— Start —

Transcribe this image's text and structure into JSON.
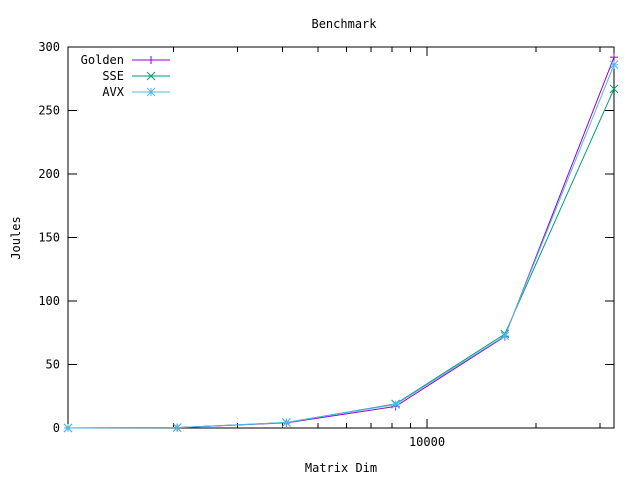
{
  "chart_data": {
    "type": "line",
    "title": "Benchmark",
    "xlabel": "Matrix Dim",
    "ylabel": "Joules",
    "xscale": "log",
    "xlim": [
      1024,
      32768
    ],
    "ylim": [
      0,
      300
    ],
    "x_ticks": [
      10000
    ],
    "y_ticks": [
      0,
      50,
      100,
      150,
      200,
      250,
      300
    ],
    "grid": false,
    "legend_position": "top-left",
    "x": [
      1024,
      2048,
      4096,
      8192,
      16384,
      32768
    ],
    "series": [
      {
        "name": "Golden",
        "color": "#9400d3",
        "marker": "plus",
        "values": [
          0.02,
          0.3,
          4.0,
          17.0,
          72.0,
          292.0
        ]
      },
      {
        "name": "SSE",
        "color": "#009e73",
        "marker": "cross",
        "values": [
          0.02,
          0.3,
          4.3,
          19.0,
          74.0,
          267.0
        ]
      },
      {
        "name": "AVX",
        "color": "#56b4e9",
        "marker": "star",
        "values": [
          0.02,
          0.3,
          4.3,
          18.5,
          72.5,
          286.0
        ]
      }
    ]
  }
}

— End —
— Start —

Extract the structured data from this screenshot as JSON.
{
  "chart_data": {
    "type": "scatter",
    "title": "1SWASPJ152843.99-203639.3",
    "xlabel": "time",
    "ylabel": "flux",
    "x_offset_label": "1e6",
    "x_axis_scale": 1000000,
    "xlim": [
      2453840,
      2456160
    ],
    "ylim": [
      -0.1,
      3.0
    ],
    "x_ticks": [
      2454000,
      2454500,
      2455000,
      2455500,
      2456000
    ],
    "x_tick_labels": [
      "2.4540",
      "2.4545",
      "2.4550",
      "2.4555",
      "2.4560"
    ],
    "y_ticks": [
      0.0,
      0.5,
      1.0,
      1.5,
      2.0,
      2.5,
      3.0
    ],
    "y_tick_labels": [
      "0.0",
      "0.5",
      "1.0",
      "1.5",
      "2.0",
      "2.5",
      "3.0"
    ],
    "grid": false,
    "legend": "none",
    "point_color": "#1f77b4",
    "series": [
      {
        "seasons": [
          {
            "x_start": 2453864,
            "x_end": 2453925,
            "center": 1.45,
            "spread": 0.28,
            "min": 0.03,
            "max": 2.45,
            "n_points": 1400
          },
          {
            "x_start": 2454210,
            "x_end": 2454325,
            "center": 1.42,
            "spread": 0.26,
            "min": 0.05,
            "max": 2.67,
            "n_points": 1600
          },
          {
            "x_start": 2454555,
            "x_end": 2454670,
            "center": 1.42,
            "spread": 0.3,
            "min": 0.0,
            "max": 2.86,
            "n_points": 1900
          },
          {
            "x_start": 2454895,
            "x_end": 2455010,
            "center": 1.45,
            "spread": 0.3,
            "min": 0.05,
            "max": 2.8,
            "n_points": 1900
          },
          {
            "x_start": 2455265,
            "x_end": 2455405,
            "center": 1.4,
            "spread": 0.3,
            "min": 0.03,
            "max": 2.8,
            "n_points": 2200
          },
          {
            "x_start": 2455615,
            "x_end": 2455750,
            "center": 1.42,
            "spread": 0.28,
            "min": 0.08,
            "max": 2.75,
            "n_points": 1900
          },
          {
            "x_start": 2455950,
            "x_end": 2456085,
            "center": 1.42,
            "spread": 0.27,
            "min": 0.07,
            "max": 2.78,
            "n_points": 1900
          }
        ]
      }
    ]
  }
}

— End —
— Start —

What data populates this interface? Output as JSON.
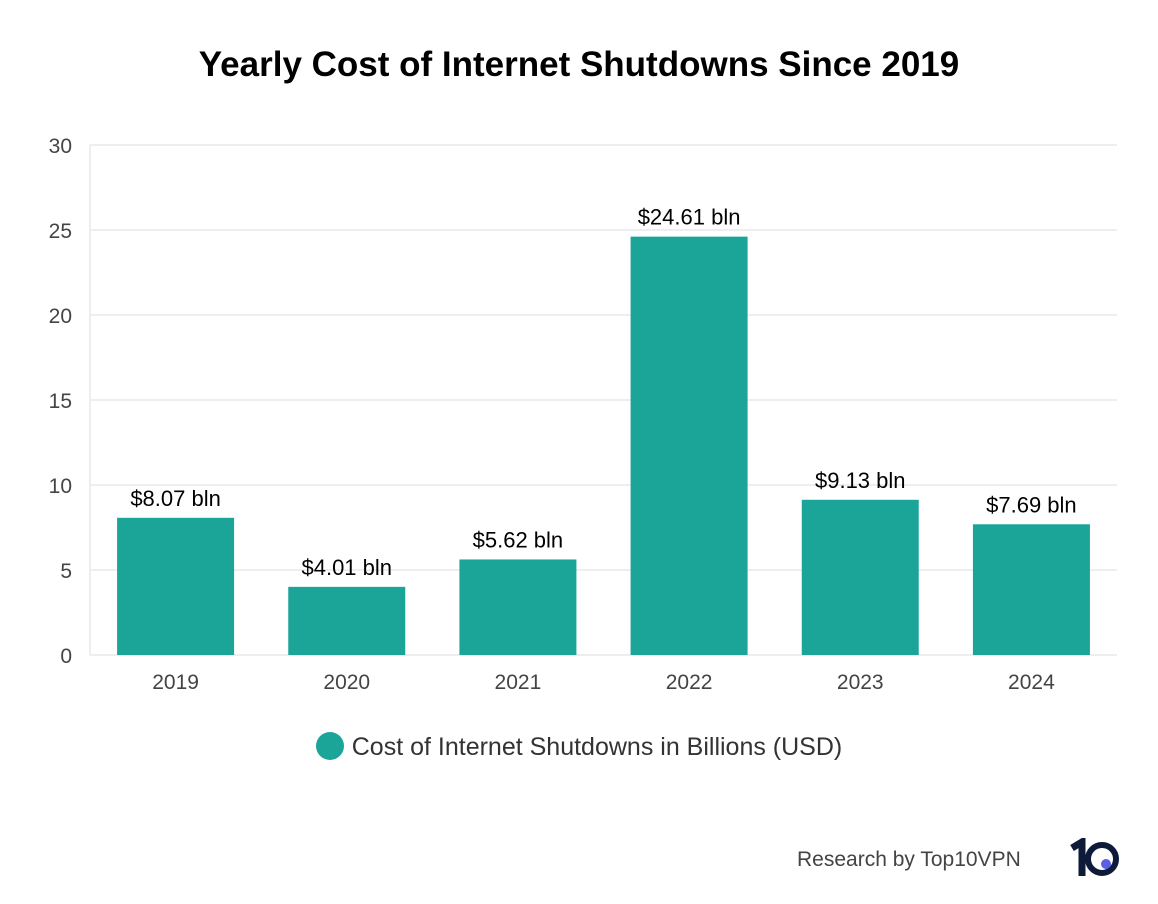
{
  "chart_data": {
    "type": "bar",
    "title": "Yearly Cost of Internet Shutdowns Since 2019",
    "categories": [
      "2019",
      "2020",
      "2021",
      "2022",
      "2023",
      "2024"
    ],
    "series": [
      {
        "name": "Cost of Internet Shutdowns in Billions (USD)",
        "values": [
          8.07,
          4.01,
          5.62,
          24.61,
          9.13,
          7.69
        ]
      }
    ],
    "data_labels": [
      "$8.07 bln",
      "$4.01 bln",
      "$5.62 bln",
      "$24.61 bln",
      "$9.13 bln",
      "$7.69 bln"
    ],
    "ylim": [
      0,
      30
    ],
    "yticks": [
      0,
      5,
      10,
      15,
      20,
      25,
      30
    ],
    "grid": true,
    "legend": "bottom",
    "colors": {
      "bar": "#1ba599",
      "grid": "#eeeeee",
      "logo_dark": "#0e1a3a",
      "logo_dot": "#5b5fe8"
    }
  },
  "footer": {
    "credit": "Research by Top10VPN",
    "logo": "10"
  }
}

— End —

Request: Only a number is wanted: how many lines above include "title"?

Output: 3